# start of Input rows

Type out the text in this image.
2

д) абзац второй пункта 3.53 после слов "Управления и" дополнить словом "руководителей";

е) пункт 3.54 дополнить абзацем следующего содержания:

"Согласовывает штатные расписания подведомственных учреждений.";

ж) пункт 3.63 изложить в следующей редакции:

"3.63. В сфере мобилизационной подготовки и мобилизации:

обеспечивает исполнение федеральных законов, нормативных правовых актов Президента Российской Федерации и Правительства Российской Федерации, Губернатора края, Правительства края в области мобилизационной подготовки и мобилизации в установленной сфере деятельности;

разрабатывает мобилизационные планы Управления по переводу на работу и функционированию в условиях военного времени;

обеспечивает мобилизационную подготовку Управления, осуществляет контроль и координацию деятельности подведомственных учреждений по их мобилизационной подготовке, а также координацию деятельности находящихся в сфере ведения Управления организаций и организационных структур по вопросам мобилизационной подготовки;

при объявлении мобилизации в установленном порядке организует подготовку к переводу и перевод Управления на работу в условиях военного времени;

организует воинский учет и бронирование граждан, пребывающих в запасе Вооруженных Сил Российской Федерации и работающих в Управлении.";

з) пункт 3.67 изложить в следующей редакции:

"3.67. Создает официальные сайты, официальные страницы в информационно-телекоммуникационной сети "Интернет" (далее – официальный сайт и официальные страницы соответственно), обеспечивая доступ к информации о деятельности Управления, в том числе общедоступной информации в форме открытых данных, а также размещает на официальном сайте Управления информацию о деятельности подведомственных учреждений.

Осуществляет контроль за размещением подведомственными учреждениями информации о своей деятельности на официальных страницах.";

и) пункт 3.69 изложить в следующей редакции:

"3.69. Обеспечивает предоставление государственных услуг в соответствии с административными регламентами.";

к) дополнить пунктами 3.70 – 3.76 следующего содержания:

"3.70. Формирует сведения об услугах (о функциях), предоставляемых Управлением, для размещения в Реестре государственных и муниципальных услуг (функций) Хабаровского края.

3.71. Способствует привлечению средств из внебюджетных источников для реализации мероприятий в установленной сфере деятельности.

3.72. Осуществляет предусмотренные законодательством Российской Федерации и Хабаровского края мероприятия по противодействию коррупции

# end of Input rows

- [Written instruction]:
Return the entries above exactly, each one complete.

- [Answer for this exercise]:
Type out the text in this image.
2

д) абзац второй пункта 3.53 после слов "Управления и" дополнить словом "руководителей";

е) пункт 3.54 дополнить абзацем следующего содержания:

"Согласовывает штатные расписания подведомственных учреждений.";

ж) пункт 3.63 изложить в следующей редакции:

"3.63. В сфере мобилизационной подготовки и мобилизации:

обеспечивает исполнение федеральных законов, нормативных правовых актов Президента Российской Федерации и Правительства Российской Федерации, Губернатора края, Правительства края в области мобилизационной подготовки и мобилизации в установленной сфере деятельности;

разрабатывает мобилизационные планы Управления по переводу на работу и функционированию в условиях военного времени;

обеспечивает мобилизационную подготовку Управления, осуществляет контроль и координацию деятельности подведомственных учреждений по их мобилизационной подготовке, а также координацию деятельности находящихся в сфере ведения Управления организаций и организационных структур по вопросам мобилизационной подготовки;

при объявлении мобилизации в установленном порядке организует подготовку к переводу и перевод Управления на работу в условиях военного времени;

организует воинский учет и бронирование граждан, пребывающих в запасе Вооруженных Сил Российской Федерации и работающих в Управлении.";

з) пункт 3.67 изложить в следующей редакции:

"3.67. Создает официальные сайты, официальные страницы в информационно-телекоммуникационной сети "Интернет" (далее – официальный сайт и официальные страницы соответственно), обеспечивая доступ к информации о деятельности Управления, в том числе общедоступной информации в форме открытых данных, а также размещает на официальном сайте Управления информацию о деятельности подведомственных учреждений.

Осуществляет контроль за размещением подведомственными учреждениями информации о своей деятельности на официальных страницах.";

и) пункт 3.69 изложить в следующей редакции:

"3.69. Обеспечивает предоставление государственных услуг в соответствии с административными регламентами.";

к) дополнить пунктами 3.70 – 3.76 следующего содержания:

"3.70. Формирует сведения об услугах (о функциях), предоставляемых Управлением, для размещения в Реестре государственных и муниципальных услуг (функций) Хабаровского края.

3.71. Способствует привлечению средств из внебюджетных источников для реализации мероприятий в установленной сфере деятельности.

3.72. Осуществляет предусмотренные законодательством Российской Федерации и Хабаровского края мероприятия по противодействию коррупции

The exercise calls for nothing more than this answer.